** Start Available data **
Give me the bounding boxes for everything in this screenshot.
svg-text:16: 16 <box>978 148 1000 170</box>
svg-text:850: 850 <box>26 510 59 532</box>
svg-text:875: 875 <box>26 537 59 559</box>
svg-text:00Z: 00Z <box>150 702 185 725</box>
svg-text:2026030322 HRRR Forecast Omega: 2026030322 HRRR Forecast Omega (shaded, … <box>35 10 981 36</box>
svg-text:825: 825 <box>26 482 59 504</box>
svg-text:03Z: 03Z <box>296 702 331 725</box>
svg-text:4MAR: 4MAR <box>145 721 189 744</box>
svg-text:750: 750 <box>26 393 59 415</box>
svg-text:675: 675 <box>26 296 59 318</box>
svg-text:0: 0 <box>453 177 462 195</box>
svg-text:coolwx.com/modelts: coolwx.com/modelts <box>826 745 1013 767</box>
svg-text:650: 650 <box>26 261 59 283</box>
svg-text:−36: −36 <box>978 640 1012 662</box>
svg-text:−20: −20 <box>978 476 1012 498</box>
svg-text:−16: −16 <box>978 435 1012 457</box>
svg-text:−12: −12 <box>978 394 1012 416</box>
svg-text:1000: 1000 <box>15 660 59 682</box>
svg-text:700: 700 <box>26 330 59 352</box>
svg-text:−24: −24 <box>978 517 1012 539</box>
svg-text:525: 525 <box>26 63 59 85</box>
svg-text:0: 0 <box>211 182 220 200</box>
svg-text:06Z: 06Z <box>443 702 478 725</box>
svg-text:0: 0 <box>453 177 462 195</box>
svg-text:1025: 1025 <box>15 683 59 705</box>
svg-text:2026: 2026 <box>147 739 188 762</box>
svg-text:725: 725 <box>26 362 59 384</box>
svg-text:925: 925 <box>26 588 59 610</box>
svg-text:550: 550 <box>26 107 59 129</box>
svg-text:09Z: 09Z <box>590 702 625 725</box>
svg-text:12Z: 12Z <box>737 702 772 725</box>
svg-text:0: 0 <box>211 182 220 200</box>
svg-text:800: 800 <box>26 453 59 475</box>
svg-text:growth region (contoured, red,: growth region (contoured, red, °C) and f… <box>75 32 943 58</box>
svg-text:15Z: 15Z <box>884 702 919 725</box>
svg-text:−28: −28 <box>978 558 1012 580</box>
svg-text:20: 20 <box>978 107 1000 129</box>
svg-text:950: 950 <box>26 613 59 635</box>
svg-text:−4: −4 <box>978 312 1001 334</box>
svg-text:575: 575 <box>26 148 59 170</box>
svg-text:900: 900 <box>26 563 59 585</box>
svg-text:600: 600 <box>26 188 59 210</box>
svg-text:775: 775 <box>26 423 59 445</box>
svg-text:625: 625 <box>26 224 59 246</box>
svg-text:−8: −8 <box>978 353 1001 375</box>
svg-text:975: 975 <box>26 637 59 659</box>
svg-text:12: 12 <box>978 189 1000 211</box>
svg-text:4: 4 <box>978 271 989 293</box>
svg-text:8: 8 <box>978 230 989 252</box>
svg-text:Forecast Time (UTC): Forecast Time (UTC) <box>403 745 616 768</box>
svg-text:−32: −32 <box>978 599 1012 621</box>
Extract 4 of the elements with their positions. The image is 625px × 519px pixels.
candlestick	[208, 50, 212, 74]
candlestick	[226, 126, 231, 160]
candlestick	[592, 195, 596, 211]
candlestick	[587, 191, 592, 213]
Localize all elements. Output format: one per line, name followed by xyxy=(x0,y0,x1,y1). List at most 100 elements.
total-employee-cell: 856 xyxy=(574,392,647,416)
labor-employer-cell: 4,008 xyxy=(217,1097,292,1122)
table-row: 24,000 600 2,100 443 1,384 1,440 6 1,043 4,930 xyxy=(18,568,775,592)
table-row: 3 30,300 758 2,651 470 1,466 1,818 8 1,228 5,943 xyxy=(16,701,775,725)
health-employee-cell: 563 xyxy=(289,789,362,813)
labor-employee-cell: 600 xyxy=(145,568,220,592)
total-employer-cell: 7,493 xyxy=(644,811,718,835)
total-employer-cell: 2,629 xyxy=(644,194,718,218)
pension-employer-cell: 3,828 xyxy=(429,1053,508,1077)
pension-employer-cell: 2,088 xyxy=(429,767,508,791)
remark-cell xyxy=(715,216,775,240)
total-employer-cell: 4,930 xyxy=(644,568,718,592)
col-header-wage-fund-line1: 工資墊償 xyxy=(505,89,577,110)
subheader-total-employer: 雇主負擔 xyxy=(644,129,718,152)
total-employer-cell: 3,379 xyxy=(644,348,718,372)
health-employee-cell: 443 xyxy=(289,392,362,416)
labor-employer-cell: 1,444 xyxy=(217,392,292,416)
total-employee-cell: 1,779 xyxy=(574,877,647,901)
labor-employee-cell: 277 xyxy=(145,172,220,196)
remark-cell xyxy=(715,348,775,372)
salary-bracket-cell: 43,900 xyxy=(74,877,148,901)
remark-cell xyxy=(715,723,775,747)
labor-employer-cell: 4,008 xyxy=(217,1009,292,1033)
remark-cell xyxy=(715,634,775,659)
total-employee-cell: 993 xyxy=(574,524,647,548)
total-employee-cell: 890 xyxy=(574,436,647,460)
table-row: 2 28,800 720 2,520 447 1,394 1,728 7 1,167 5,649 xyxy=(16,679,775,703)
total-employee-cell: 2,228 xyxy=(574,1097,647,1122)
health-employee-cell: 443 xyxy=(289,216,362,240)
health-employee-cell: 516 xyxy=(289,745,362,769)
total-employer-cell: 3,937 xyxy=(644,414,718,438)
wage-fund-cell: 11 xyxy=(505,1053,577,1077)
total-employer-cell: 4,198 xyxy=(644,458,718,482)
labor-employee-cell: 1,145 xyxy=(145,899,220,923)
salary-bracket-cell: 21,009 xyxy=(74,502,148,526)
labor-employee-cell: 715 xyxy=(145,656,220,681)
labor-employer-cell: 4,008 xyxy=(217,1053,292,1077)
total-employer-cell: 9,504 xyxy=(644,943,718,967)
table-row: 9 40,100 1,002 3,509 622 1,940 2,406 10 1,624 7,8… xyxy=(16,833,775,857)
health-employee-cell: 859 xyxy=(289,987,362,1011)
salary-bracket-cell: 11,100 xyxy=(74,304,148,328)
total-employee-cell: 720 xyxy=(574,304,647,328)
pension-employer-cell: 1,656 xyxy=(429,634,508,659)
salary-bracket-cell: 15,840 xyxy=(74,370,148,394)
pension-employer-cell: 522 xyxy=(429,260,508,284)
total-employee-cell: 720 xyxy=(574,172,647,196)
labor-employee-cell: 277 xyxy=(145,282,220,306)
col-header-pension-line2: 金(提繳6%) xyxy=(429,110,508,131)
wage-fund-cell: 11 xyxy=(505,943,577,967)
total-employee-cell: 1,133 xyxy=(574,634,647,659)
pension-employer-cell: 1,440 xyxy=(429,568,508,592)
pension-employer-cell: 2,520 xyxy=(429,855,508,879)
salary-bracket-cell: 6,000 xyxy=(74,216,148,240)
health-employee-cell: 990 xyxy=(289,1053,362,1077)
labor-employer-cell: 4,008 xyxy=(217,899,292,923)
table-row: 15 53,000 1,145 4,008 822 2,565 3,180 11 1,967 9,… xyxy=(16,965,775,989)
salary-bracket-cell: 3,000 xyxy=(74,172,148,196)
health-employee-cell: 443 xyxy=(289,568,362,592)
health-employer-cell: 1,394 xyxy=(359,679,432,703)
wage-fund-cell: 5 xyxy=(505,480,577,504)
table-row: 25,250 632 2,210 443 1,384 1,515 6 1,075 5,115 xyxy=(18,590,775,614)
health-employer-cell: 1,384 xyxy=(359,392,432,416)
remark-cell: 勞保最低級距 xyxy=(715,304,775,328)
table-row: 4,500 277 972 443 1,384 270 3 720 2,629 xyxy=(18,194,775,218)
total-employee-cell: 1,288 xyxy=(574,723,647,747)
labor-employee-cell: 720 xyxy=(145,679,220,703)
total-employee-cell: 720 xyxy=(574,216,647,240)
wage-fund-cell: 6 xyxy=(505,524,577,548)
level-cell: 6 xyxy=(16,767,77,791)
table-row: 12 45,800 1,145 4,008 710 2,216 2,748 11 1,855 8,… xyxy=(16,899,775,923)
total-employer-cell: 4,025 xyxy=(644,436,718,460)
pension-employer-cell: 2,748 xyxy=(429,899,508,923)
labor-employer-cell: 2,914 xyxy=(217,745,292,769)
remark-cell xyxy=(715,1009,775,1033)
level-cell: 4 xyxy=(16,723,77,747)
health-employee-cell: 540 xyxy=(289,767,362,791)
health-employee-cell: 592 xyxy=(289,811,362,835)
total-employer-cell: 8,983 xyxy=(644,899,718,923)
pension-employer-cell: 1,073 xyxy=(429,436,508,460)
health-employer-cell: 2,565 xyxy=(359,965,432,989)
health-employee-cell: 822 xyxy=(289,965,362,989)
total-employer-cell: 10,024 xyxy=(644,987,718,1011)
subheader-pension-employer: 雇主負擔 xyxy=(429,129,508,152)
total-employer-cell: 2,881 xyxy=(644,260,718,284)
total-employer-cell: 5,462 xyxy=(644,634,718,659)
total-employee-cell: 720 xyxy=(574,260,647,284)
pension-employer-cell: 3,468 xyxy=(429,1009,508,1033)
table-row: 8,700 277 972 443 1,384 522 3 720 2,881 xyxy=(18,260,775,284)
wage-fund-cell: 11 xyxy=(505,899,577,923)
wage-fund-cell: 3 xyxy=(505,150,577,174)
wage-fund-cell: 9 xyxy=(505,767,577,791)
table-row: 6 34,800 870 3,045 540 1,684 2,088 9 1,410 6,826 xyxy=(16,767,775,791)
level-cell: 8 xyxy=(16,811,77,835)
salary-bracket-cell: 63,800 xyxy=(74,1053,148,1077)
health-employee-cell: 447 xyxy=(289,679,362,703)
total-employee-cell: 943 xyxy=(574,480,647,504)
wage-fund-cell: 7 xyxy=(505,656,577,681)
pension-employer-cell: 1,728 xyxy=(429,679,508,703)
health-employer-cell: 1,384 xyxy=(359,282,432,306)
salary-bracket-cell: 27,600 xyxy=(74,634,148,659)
** End Available data **
* _Task details_
Transcribe the lines of the records starting at the very beginning and ending at the line containing "svg-text:00Z: 00Z <box>150 702 185 725</box>", including both ends.

* _Answer for this exercise_
Give me the bounding boxes for everything in this screenshot.
svg-text:16: 16 <box>978 148 1000 170</box>
svg-text:850: 850 <box>26 510 59 532</box>
svg-text:875: 875 <box>26 537 59 559</box>
svg-text:00Z: 00Z <box>150 702 185 725</box>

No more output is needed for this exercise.